▽
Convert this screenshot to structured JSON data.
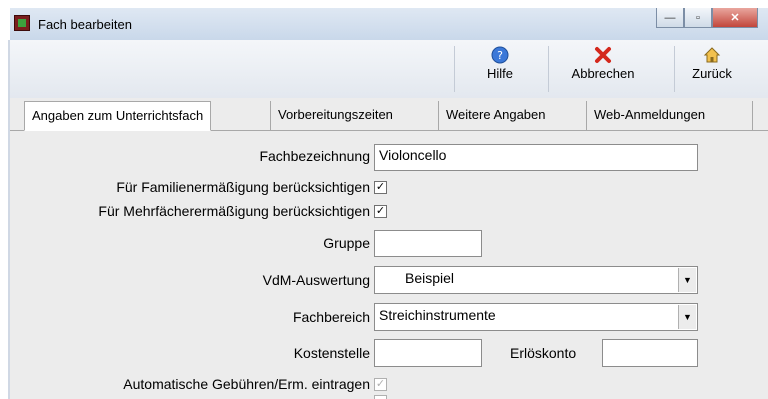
{
  "window": {
    "title": "Fach bearbeiten"
  },
  "toolbar": {
    "help_label": "Hilfe",
    "cancel_label": "Abbrechen",
    "back_label": "Zurück"
  },
  "tabs": [
    {
      "label": "Angaben zum Unterrichtsfach"
    },
    {
      "label": "Vorbereitungszeiten"
    },
    {
      "label": "Weitere Angaben"
    },
    {
      "label": "Web-Anmeldungen"
    }
  ],
  "form": {
    "fachbezeichnung_label": "Fachbezeichnung",
    "fachbezeichnung_value": "Violoncello",
    "familien_label": "Für Familienermäßigung berücksichtigen",
    "mehrfach_label": "Für Mehrfächerermäßigung berücksichtigen",
    "gruppe_label": "Gruppe",
    "gruppe_value": "",
    "vdm_label": "VdM-Auswertung",
    "vdm_value": "Beispiel",
    "fachbereich_label": "Fachbereich",
    "fachbereich_value": "Streichinstrumente",
    "kostenstelle_label": "Kostenstelle",
    "kostenstelle_value": "",
    "erloeskonto_label": "Erlöskonto",
    "erloeskonto_value": "",
    "auto_label": "Automatische Gebühren/Erm. eintragen",
    "checked_glyph": "✓"
  }
}
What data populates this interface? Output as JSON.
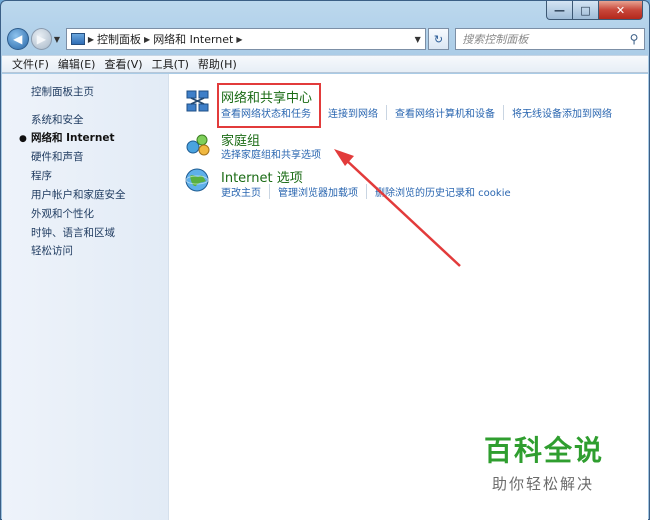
{
  "window": {
    "min_label": "—",
    "max_label": "□",
    "close_label": "✕"
  },
  "address": {
    "segments": [
      "控制面板",
      "网络和 Internet"
    ],
    "search_placeholder": "搜索控制面板"
  },
  "menu": [
    "文件(F)",
    "编辑(E)",
    "查看(V)",
    "工具(T)",
    "帮助(H)"
  ],
  "sidebar": {
    "items": [
      {
        "label": "控制面板主页"
      },
      {
        "label": "系统和安全"
      },
      {
        "label": "网络和 Internet",
        "active": true
      },
      {
        "label": "硬件和声音"
      },
      {
        "label": "程序"
      },
      {
        "label": "用户帐户和家庭安全"
      },
      {
        "label": "外观和个性化"
      },
      {
        "label": "时钟、语言和区域"
      },
      {
        "label": "轻松访问"
      }
    ]
  },
  "categories": [
    {
      "title": "网络和共享中心",
      "icon": "network-center-icon",
      "links": [
        "查看网络状态和任务",
        "连接到网络",
        "查看网络计算机和设备",
        "将无线设备添加到网络"
      ]
    },
    {
      "title": "家庭组",
      "icon": "homegroup-icon",
      "links": [
        "选择家庭组和共享选项"
      ]
    },
    {
      "title": "Internet 选项",
      "icon": "internet-globe-icon",
      "links": [
        "更改主页",
        "管理浏览器加载项",
        "删除浏览的历史记录和 cookie"
      ]
    }
  ],
  "watermark": {
    "title": "百科全说",
    "subtitle": "助你轻松解决"
  },
  "colors": {
    "link": "#2a66b0",
    "category_title": "#1a6b14",
    "annotation_red": "#e23b3b",
    "watermark_green": "#2f9e2f"
  }
}
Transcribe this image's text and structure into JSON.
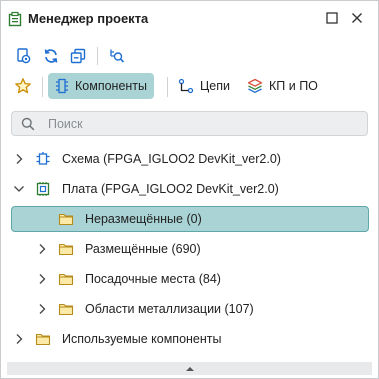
{
  "header": {
    "title": "Менеджер проекта",
    "icons": [
      "project-manager-icon",
      "maximize-icon",
      "close-icon"
    ]
  },
  "toolbar": {
    "buttons": [
      "view-mode-icon",
      "refresh-icon",
      "collapse-all-icon",
      "find-in-tree-icon"
    ]
  },
  "tabs": [
    {
      "label": "Компоненты",
      "icon": "component-icon",
      "active": true
    },
    {
      "label": "Цепи",
      "icon": "nets-icon",
      "active": false
    },
    {
      "label": "КП и ПО",
      "icon": "layers-icon",
      "active": false
    }
  ],
  "search": {
    "placeholder": "Поиск",
    "value": ""
  },
  "tree": [
    {
      "label": "Схема (FPGA_IGLOO2 DevKit_ver2.0)",
      "expanded": false,
      "icon": "schematic-icon"
    },
    {
      "label": "Плата (FPGA_IGLOO2 DevKit_ver2.0)",
      "expanded": true,
      "icon": "board-icon"
    },
    {
      "label": "Неразмещённые (0)",
      "selected": true,
      "icon": "folder-icon"
    },
    {
      "label": "Размещённые (690)",
      "icon": "folder-icon"
    },
    {
      "label": "Посадочные места (84)",
      "icon": "folder-icon"
    },
    {
      "label": "Области металлизации (107)",
      "icon": "folder-icon"
    },
    {
      "label": "Используемые компоненты",
      "icon": "folder-icon"
    }
  ],
  "colors": {
    "accent": "#a9d3d4",
    "accent_border": "#5fa7a9",
    "folder": "#e8c15a",
    "icon_blue": "#1f6fd1"
  }
}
△
SHORT PROBLEM:
Pictures in the records must not appear in the copy; transcribe everything else precisely.

REPLY:
Convert this screenshot to structured JSON data.
{
  "window": {
    "title": "Fach bearbeiten"
  },
  "toolbar": {
    "help_label": "Hilfe",
    "cancel_label": "Abbrechen",
    "back_label": "Zurück"
  },
  "tabs": [
    {
      "label": "Angaben zum Unterrichtsfach"
    },
    {
      "label": "Vorbereitungszeiten"
    },
    {
      "label": "Weitere Angaben"
    },
    {
      "label": "Web-Anmeldungen"
    }
  ],
  "form": {
    "fachbezeichnung_label": "Fachbezeichnung",
    "fachbezeichnung_value": "Violoncello",
    "familien_label": "Für Familienermäßigung berücksichtigen",
    "mehrfach_label": "Für Mehrfächerermäßigung berücksichtigen",
    "gruppe_label": "Gruppe",
    "gruppe_value": "",
    "vdm_label": "VdM-Auswertung",
    "vdm_value": "Beispiel",
    "fachbereich_label": "Fachbereich",
    "fachbereich_value": "Streichinstrumente",
    "kostenstelle_label": "Kostenstelle",
    "kostenstelle_value": "",
    "erloeskonto_label": "Erlöskonto",
    "erloeskonto_value": "",
    "auto_label": "Automatische Gebühren/Erm. eintragen",
    "checked_glyph": "✓"
  }
}
What data populates this interface? Output as JSON.
{
  "window": {
    "min_label": "—",
    "max_label": "□",
    "close_label": "✕"
  },
  "address": {
    "segments": [
      "控制面板",
      "网络和 Internet"
    ],
    "search_placeholder": "搜索控制面板"
  },
  "menu": [
    "文件(F)",
    "编辑(E)",
    "查看(V)",
    "工具(T)",
    "帮助(H)"
  ],
  "sidebar": {
    "items": [
      {
        "label": "控制面板主页"
      },
      {
        "label": "系统和安全"
      },
      {
        "label": "网络和 Internet",
        "active": true
      },
      {
        "label": "硬件和声音"
      },
      {
        "label": "程序"
      },
      {
        "label": "用户帐户和家庭安全"
      },
      {
        "label": "外观和个性化"
      },
      {
        "label": "时钟、语言和区域"
      },
      {
        "label": "轻松访问"
      }
    ]
  },
  "categories": [
    {
      "title": "网络和共享中心",
      "icon": "network-center-icon",
      "links": [
        "查看网络状态和任务",
        "连接到网络",
        "查看网络计算机和设备",
        "将无线设备添加到网络"
      ]
    },
    {
      "title": "家庭组",
      "icon": "homegroup-icon",
      "links": [
        "选择家庭组和共享选项"
      ]
    },
    {
      "title": "Internet 选项",
      "icon": "internet-globe-icon",
      "links": [
        "更改主页",
        "管理浏览器加载项",
        "删除浏览的历史记录和 cookie"
      ]
    }
  ],
  "watermark": {
    "title": "百科全说",
    "subtitle": "助你轻松解决"
  },
  "colors": {
    "link": "#2a66b0",
    "category_title": "#1a6b14",
    "annotation_red": "#e23b3b",
    "watermark_green": "#2f9e2f"
  }
}
Transcribe this image's text and structure into JSON.
{
  "header": {
    "title": "Менеджер проекта",
    "icons": [
      "project-manager-icon",
      "maximize-icon",
      "close-icon"
    ]
  },
  "toolbar": {
    "buttons": [
      "view-mode-icon",
      "refresh-icon",
      "collapse-all-icon",
      "find-in-tree-icon"
    ]
  },
  "tabs": [
    {
      "label": "Компоненты",
      "icon": "component-icon",
      "active": true
    },
    {
      "label": "Цепи",
      "icon": "nets-icon",
      "active": false
    },
    {
      "label": "КП и ПО",
      "icon": "layers-icon",
      "active": false
    }
  ],
  "search": {
    "placeholder": "Поиск",
    "value": ""
  },
  "tree": [
    {
      "label": "Схема (FPGA_IGLOO2 DevKit_ver2.0)",
      "expanded": false,
      "icon": "schematic-icon"
    },
    {
      "label": "Плата (FPGA_IGLOO2 DevKit_ver2.0)",
      "expanded": true,
      "icon": "board-icon"
    },
    {
      "label": "Неразмещённые (0)",
      "selected": true,
      "icon": "folder-icon"
    },
    {
      "label": "Размещённые (690)",
      "icon": "folder-icon"
    },
    {
      "label": "Посадочные места (84)",
      "icon": "folder-icon"
    },
    {
      "label": "Области металлизации (107)",
      "icon": "folder-icon"
    },
    {
      "label": "Используемые компоненты",
      "icon": "folder-icon"
    }
  ],
  "colors": {
    "accent": "#a9d3d4",
    "accent_border": "#5fa7a9",
    "folder": "#e8c15a",
    "icon_blue": "#1f6fd1"
  }
}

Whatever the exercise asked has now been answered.